#### [Rows from a figure dataset]
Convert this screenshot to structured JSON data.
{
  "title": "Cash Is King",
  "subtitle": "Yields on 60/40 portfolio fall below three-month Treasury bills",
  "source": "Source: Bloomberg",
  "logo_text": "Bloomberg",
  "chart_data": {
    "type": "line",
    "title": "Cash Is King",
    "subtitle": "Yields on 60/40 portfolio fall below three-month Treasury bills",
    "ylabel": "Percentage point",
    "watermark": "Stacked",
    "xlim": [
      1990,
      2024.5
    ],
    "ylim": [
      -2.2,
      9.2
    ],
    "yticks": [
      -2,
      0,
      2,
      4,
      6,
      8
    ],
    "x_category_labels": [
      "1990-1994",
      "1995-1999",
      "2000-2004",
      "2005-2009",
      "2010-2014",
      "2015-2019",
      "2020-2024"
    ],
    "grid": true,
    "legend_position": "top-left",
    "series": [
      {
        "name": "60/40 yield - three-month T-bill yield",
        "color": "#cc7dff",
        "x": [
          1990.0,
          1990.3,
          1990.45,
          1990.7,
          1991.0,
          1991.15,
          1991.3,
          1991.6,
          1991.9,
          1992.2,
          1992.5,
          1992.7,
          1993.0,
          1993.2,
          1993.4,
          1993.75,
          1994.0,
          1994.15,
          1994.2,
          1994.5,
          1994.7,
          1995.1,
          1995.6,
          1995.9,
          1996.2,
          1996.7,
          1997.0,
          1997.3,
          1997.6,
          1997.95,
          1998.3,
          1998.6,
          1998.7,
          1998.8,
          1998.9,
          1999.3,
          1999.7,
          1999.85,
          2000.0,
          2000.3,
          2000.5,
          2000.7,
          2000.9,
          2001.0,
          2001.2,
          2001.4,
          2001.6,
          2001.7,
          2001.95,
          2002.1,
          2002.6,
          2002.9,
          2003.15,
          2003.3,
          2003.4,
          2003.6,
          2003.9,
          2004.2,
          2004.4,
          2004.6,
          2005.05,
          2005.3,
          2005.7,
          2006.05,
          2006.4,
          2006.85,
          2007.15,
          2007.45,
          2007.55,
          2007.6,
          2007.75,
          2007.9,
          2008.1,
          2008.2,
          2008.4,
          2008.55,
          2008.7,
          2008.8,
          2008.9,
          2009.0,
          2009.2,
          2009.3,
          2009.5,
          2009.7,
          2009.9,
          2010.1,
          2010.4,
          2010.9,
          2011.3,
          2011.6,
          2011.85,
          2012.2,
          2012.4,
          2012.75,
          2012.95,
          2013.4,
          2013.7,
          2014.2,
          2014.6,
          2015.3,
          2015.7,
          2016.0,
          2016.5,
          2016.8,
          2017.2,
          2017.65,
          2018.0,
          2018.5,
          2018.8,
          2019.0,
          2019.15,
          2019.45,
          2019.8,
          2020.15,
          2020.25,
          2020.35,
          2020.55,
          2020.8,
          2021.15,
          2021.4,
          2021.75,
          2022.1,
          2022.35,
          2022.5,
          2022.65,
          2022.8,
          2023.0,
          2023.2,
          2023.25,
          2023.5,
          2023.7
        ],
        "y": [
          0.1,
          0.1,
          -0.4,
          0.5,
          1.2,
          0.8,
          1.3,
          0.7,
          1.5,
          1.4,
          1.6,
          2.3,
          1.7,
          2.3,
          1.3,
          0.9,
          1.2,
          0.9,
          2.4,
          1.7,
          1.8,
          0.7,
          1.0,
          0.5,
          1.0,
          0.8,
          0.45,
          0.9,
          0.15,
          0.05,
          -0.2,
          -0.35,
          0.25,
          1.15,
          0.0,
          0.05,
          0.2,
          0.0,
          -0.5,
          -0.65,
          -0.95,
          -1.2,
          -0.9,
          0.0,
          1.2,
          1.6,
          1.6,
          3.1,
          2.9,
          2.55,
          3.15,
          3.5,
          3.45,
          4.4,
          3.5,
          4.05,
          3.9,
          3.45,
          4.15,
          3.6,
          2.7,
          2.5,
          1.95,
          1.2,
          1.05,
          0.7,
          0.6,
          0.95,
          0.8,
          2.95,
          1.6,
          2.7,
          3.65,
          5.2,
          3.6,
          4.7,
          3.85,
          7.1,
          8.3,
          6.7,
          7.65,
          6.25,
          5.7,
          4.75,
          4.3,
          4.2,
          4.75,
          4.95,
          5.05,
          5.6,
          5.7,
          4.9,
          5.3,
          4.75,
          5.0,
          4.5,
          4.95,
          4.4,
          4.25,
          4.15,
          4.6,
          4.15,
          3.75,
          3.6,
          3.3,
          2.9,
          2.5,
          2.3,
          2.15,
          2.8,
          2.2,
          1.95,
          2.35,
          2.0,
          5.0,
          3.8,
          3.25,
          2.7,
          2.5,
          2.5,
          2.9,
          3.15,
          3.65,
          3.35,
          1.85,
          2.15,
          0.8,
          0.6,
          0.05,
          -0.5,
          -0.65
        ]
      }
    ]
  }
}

#### [Written problem]
Search the data for "fall". Copy every line that has it.

#### [Result of this exercise]
  "subtitle": "Yields on 60/40 portfolio fall below three-month Treasury bills",
    "subtitle": "Yields on 60/40 portfolio fall below three-month Treasury bills",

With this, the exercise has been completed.